[Records about charts and figures]
==============================
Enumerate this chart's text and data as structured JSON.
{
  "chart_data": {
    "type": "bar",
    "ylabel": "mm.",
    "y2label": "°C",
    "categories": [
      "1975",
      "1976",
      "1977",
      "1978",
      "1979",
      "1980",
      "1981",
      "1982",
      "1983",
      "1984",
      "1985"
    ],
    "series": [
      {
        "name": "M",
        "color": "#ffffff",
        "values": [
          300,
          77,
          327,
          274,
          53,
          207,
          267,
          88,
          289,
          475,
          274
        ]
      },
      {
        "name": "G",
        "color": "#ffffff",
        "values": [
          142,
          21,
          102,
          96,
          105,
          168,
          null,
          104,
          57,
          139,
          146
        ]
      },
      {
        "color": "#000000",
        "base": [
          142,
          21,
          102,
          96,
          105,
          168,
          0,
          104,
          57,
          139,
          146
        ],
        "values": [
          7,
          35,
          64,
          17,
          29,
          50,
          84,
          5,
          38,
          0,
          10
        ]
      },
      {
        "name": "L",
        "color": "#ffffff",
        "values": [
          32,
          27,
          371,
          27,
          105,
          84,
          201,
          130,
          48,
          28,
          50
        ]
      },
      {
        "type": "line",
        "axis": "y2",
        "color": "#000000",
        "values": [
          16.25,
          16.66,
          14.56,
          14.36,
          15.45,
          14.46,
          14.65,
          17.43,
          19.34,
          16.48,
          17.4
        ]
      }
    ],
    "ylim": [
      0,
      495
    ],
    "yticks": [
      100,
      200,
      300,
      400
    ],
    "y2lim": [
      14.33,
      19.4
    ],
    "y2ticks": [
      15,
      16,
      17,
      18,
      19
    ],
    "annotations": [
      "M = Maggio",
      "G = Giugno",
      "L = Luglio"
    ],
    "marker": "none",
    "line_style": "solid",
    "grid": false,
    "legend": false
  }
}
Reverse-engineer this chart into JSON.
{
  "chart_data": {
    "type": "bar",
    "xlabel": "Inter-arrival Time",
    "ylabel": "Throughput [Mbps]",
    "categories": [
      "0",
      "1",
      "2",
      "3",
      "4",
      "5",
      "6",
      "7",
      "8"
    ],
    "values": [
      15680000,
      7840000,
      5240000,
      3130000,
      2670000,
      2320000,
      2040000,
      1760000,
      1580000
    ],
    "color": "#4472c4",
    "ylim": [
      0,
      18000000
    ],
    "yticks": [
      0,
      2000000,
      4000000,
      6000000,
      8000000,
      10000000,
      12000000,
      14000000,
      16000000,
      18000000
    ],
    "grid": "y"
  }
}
==============================
**Aim:** In the records above, locate the lines holding the word "this". Copy each of them.

**Exercise output:**
Enumerate this chart's text and data as structured JSON.
Reverse-engineer this chart into JSON.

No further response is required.